### EXERCISE DESCRIPTION
Find all lines in the listing that include the word "text", then copy them.
****************************************
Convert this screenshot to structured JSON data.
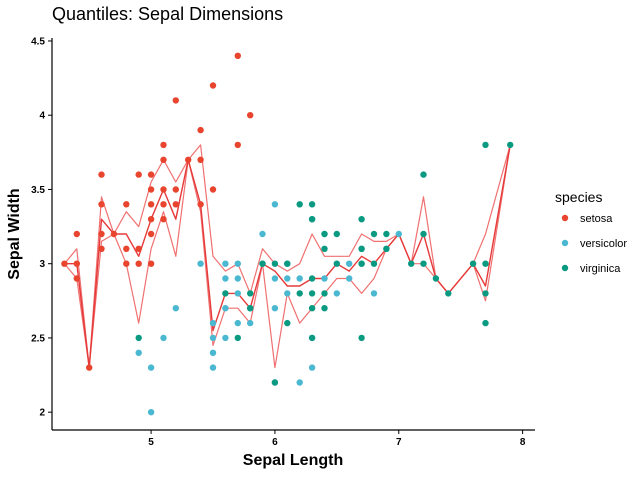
{
  "chart_data": {
    "type": "scatter",
    "title": "Quantiles: Sepal Dimensions",
    "xlabel": "Sepal Length",
    "ylabel": "Sepal Width",
    "xlim": [
      4.2,
      8.1
    ],
    "ylim": [
      1.88,
      4.52
    ],
    "x_ticks": [
      5,
      6,
      7,
      8
    ],
    "y_ticks": [
      2,
      2.5,
      3,
      3.5,
      4,
      4.5
    ],
    "x_tick_labels": [
      "5",
      "6",
      "7",
      "8"
    ],
    "y_tick_labels": [
      "2",
      "2.5",
      "3",
      "3.5",
      "4",
      "4.5"
    ],
    "grid": false,
    "legend": {
      "title": "species",
      "placement": "right",
      "entries": [
        {
          "label": "setosa",
          "color": "#e8442e"
        },
        {
          "label": "versicolor",
          "color": "#4bb8d1"
        },
        {
          "label": "virginica",
          "color": "#0a9a82"
        }
      ]
    },
    "series": [
      {
        "name": "setosa",
        "color": "#e8442e",
        "points": [
          [
            4.3,
            3.0
          ],
          [
            4.4,
            2.9
          ],
          [
            4.4,
            3.0
          ],
          [
            4.4,
            3.2
          ],
          [
            4.5,
            2.3
          ],
          [
            4.6,
            3.1
          ],
          [
            4.6,
            3.2
          ],
          [
            4.6,
            3.4
          ],
          [
            4.6,
            3.6
          ],
          [
            4.7,
            3.2
          ],
          [
            4.8,
            3.0
          ],
          [
            4.8,
            3.1
          ],
          [
            4.8,
            3.4
          ],
          [
            4.9,
            3.0
          ],
          [
            4.9,
            3.1
          ],
          [
            4.9,
            3.6
          ],
          [
            5.0,
            3.0
          ],
          [
            5.0,
            3.2
          ],
          [
            5.0,
            3.3
          ],
          [
            5.0,
            3.4
          ],
          [
            5.0,
            3.5
          ],
          [
            5.0,
            3.6
          ],
          [
            5.1,
            3.3
          ],
          [
            5.1,
            3.4
          ],
          [
            5.1,
            3.5
          ],
          [
            5.1,
            3.7
          ],
          [
            5.1,
            3.8
          ],
          [
            5.2,
            3.4
          ],
          [
            5.2,
            3.5
          ],
          [
            5.2,
            4.1
          ],
          [
            5.3,
            3.7
          ],
          [
            5.4,
            3.4
          ],
          [
            5.4,
            3.7
          ],
          [
            5.4,
            3.9
          ],
          [
            5.5,
            3.5
          ],
          [
            5.5,
            4.2
          ],
          [
            5.7,
            3.8
          ],
          [
            5.7,
            4.4
          ],
          [
            5.8,
            4.0
          ]
        ]
      },
      {
        "name": "versicolor",
        "color": "#4bb8d1",
        "points": [
          [
            4.9,
            2.4
          ],
          [
            5.0,
            2.0
          ],
          [
            5.0,
            2.3
          ],
          [
            5.1,
            2.5
          ],
          [
            5.2,
            2.7
          ],
          [
            5.4,
            3.0
          ],
          [
            5.5,
            2.3
          ],
          [
            5.5,
            2.4
          ],
          [
            5.5,
            2.5
          ],
          [
            5.5,
            2.6
          ],
          [
            5.6,
            2.5
          ],
          [
            5.6,
            2.7
          ],
          [
            5.6,
            2.9
          ],
          [
            5.6,
            3.0
          ],
          [
            5.7,
            2.6
          ],
          [
            5.7,
            2.8
          ],
          [
            5.7,
            2.9
          ],
          [
            5.7,
            3.0
          ],
          [
            5.8,
            2.6
          ],
          [
            5.8,
            2.7
          ],
          [
            5.9,
            3.0
          ],
          [
            5.9,
            3.2
          ],
          [
            6.0,
            2.2
          ],
          [
            6.0,
            2.7
          ],
          [
            6.0,
            2.9
          ],
          [
            6.0,
            3.4
          ],
          [
            6.1,
            2.8
          ],
          [
            6.1,
            2.9
          ],
          [
            6.1,
            3.0
          ],
          [
            6.2,
            2.2
          ],
          [
            6.2,
            2.9
          ],
          [
            6.3,
            2.3
          ],
          [
            6.3,
            2.5
          ],
          [
            6.3,
            3.3
          ],
          [
            6.4,
            2.9
          ],
          [
            6.4,
            3.2
          ],
          [
            6.5,
            2.8
          ],
          [
            6.6,
            2.9
          ],
          [
            6.6,
            3.0
          ],
          [
            6.7,
            3.0
          ],
          [
            6.7,
            3.1
          ],
          [
            6.8,
            2.8
          ],
          [
            6.9,
            3.1
          ],
          [
            7.0,
            3.2
          ]
        ]
      },
      {
        "name": "virginica",
        "color": "#0a9a82",
        "points": [
          [
            4.9,
            2.5
          ],
          [
            5.6,
            2.8
          ],
          [
            5.7,
            2.5
          ],
          [
            5.8,
            2.7
          ],
          [
            5.8,
            2.8
          ],
          [
            5.9,
            3.0
          ],
          [
            6.0,
            2.2
          ],
          [
            6.0,
            3.0
          ],
          [
            6.1,
            2.6
          ],
          [
            6.1,
            3.0
          ],
          [
            6.2,
            2.8
          ],
          [
            6.2,
            3.4
          ],
          [
            6.3,
            2.5
          ],
          [
            6.3,
            2.7
          ],
          [
            6.3,
            2.8
          ],
          [
            6.3,
            2.9
          ],
          [
            6.3,
            3.3
          ],
          [
            6.3,
            3.4
          ],
          [
            6.4,
            2.7
          ],
          [
            6.4,
            2.8
          ],
          [
            6.4,
            3.1
          ],
          [
            6.4,
            3.2
          ],
          [
            6.5,
            3.0
          ],
          [
            6.5,
            3.2
          ],
          [
            6.7,
            2.5
          ],
          [
            6.7,
            3.0
          ],
          [
            6.7,
            3.1
          ],
          [
            6.7,
            3.3
          ],
          [
            6.8,
            3.0
          ],
          [
            6.8,
            3.2
          ],
          [
            6.9,
            3.1
          ],
          [
            6.9,
            3.2
          ],
          [
            7.1,
            3.0
          ],
          [
            7.2,
            3.0
          ],
          [
            7.2,
            3.2
          ],
          [
            7.2,
            3.6
          ],
          [
            7.3,
            2.9
          ],
          [
            7.4,
            2.8
          ],
          [
            7.6,
            3.0
          ],
          [
            7.7,
            2.6
          ],
          [
            7.7,
            2.8
          ],
          [
            7.7,
            3.0
          ],
          [
            7.7,
            3.8
          ],
          [
            7.9,
            3.8
          ]
        ]
      }
    ],
    "quantile_lines": {
      "color": "#f07070",
      "median_color": "#e63a3a",
      "x": [
        4.3,
        4.4,
        4.5,
        4.6,
        4.7,
        4.8,
        4.9,
        5.0,
        5.1,
        5.2,
        5.3,
        5.4,
        5.5,
        5.6,
        5.7,
        5.8,
        5.9,
        6.0,
        6.1,
        6.2,
        6.3,
        6.4,
        6.5,
        6.6,
        6.7,
        6.8,
        6.9,
        7.0,
        7.1,
        7.2,
        7.3,
        7.4,
        7.6,
        7.7,
        7.9
      ],
      "lower": [
        3.0,
        2.9,
        2.3,
        3.15,
        3.2,
        3.0,
        2.6,
        3.1,
        3.35,
        3.05,
        3.7,
        3.35,
        2.45,
        2.7,
        2.7,
        2.6,
        3.0,
        2.3,
        2.8,
        2.6,
        2.7,
        2.8,
        2.9,
        2.9,
        2.8,
        2.9,
        3.1,
        3.2,
        3.0,
        3.0,
        2.9,
        2.8,
        3.0,
        2.75,
        3.8
      ],
      "median": [
        3.0,
        3.0,
        2.3,
        3.3,
        3.2,
        3.2,
        3.05,
        3.3,
        3.5,
        3.3,
        3.7,
        3.4,
        2.55,
        2.8,
        2.8,
        2.7,
        3.0,
        2.95,
        2.85,
        2.85,
        2.9,
        2.9,
        3.0,
        2.95,
        3.05,
        3.0,
        3.1,
        3.2,
        3.0,
        3.2,
        2.9,
        2.8,
        3.0,
        2.85,
        3.8
      ],
      "upper": [
        3.0,
        3.1,
        2.3,
        3.45,
        3.2,
        3.35,
        3.25,
        3.55,
        3.7,
        3.55,
        3.7,
        3.8,
        3.05,
        2.95,
        3.0,
        2.8,
        3.1,
        3.0,
        2.95,
        3.0,
        3.2,
        3.05,
        3.05,
        3.05,
        3.2,
        3.15,
        3.15,
        3.2,
        3.0,
        3.45,
        2.9,
        2.8,
        3.0,
        3.2,
        3.8
      ]
    }
  }
}
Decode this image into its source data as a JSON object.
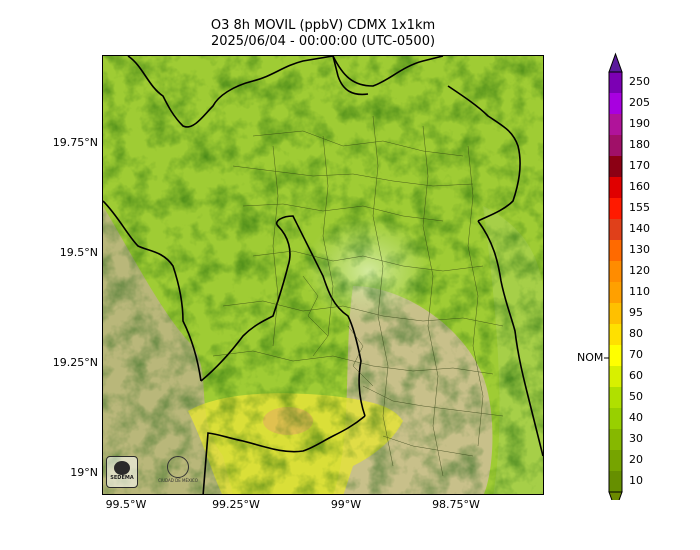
{
  "title": {
    "line1": "O3 8h MOVIL (ppbV) CDMX 1x1km",
    "line2": "2025/06/04 - 00:00:00 (UTC-0500)"
  },
  "map": {
    "lat_ticks": [
      "19.75°N",
      "19.5°N",
      "19.25°N",
      "19°N"
    ],
    "lon_ticks": [
      "99.5°W",
      "99.25°W",
      "99°W",
      "98.75°W"
    ],
    "logos": [
      "SEDEMA",
      "CIUDAD DE MÉXICO"
    ]
  },
  "colorbar": {
    "labels": [
      "250",
      "205",
      "190",
      "180",
      "170",
      "160",
      "155",
      "140",
      "130",
      "120",
      "110",
      "95",
      "80",
      "70",
      "60",
      "50",
      "40",
      "30",
      "20",
      "10"
    ],
    "colors": [
      "#7c00b4",
      "#a800e0",
      "#b0139a",
      "#a01068",
      "#8c0014",
      "#e00000",
      "#ff1a00",
      "#e0401a",
      "#ff6a00",
      "#ff8c00",
      "#ffa000",
      "#ffc000",
      "#ffe000",
      "#ffff00",
      "#d8f000",
      "#b0e000",
      "#98d000",
      "#86b800",
      "#76a400",
      "#668f00"
    ],
    "top_arrow_color": "#5a1a9c",
    "bottom_arrow_color": "#6b8a00",
    "nom_label": "NOM"
  }
}
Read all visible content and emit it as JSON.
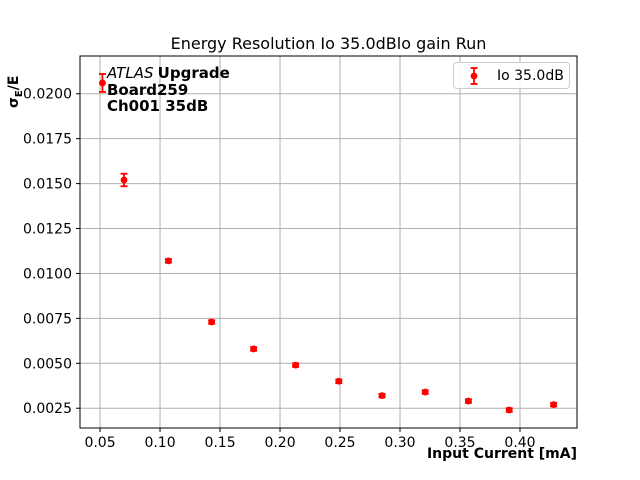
{
  "figure": {
    "background": "#ffffff"
  },
  "chart_data": {
    "type": "scatter",
    "title": "Energy Resolution Io 35.0dBlo gain Run",
    "xlabel": "Input Current [mA]",
    "ylabel": "σE/E",
    "ylabel_parts": {
      "sigma": "σ",
      "sub": "E",
      "rest": "/E"
    },
    "xlim": [
      0.0333,
      0.4475
    ],
    "ylim": [
      0.0014,
      0.0221
    ],
    "grid": true,
    "legend_position": "upper right",
    "x_ticks": [
      0.05,
      0.1,
      0.15,
      0.2,
      0.25,
      0.3,
      0.35,
      0.4
    ],
    "x_tick_labels": [
      "0.05",
      "0.10",
      "0.15",
      "0.20",
      "0.25",
      "0.30",
      "0.35",
      "0.40"
    ],
    "y_ticks": [
      0.0025,
      0.005,
      0.0075,
      0.01,
      0.0125,
      0.015,
      0.0175,
      0.02
    ],
    "y_tick_labels": [
      "0.0025",
      "0.0050",
      "0.0075",
      "0.0100",
      "0.0125",
      "0.0150",
      "0.0175",
      "0.0200"
    ],
    "series": [
      {
        "name": "Io 35.0dB",
        "color": "#ff0000",
        "marker": "circle-with-errorbar",
        "x": [
          0.052,
          0.07,
          0.107,
          0.143,
          0.178,
          0.213,
          0.249,
          0.285,
          0.321,
          0.357,
          0.391,
          0.428
        ],
        "y": [
          0.0206,
          0.0152,
          0.0107,
          0.0073,
          0.0058,
          0.0049,
          0.004,
          0.0032,
          0.0034,
          0.0029,
          0.0024,
          0.0027
        ],
        "yerr": [
          0.0005,
          0.00035,
          0.0001,
          0.0001,
          0.0001,
          0.0001,
          0.0001,
          0.0001,
          0.0001,
          0.0001,
          0.0001,
          0.0001
        ]
      }
    ]
  },
  "legend": {
    "label": "Io 35.0dB",
    "marker_color": "#ff0000"
  },
  "annotation": {
    "line1_italic": "ATLAS",
    "line1_bold": "Upgrade",
    "line2": "Board259",
    "line3": "Ch001 35dB"
  },
  "colors": {
    "data": "#ff0000",
    "grid": "#b0b0b0",
    "spine": "#000000",
    "legend_border": "#cccccc",
    "text": "#000000"
  }
}
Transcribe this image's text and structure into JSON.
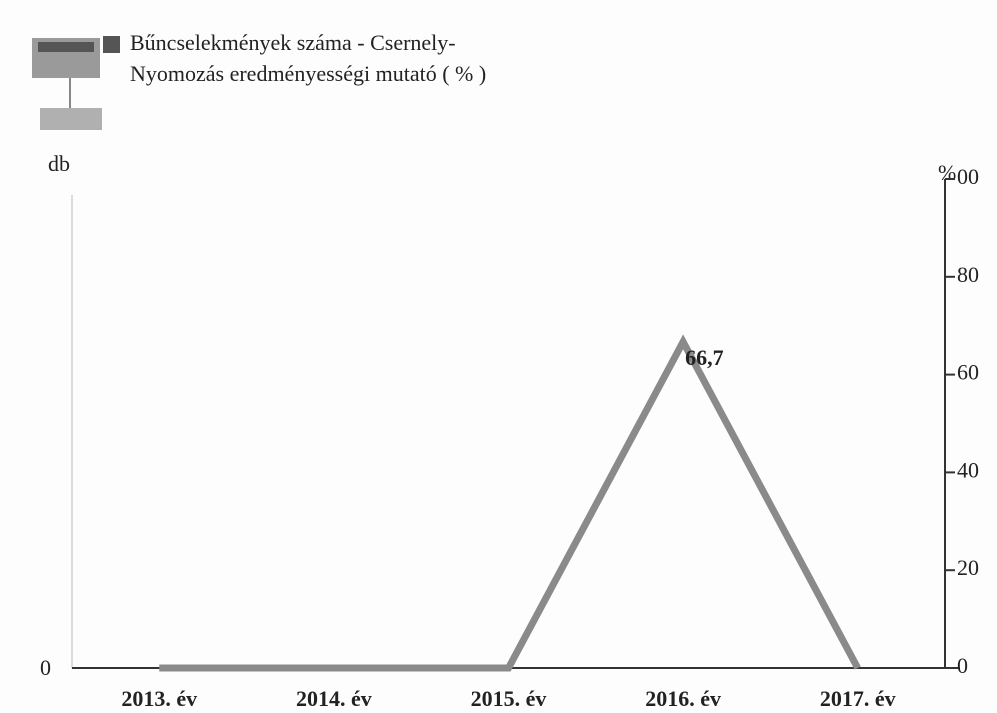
{
  "chart_data": {
    "type": "line",
    "y_label": "db",
    "y2_label": "%",
    "categories": [
      "2013. év",
      "2014. év",
      "2015. év",
      "2016. év",
      "2017. év"
    ],
    "series": [
      {
        "name": "Bűncselekmények száma - Csernely-",
        "color": "#555555",
        "values": [
          null,
          null,
          null,
          null,
          null
        ]
      },
      {
        "name": "Nyomozás eredményességi mutató ( % )",
        "color": "#8a8a8a",
        "axis": "y2",
        "values": [
          0,
          0,
          0,
          66.7,
          0
        ],
        "value_labels": [
          null,
          null,
          null,
          "66,7",
          null
        ]
      }
    ],
    "yticks": [
      0
    ],
    "y2lim": [
      0,
      100
    ],
    "y2ticks": [
      0,
      20,
      40,
      60,
      80,
      {
        "value": 100,
        "label": "00"
      }
    ]
  }
}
****************************************
### EXPECTED ANSWER
    "text": "#000000"
Transcribe this image's text and structure into JSON.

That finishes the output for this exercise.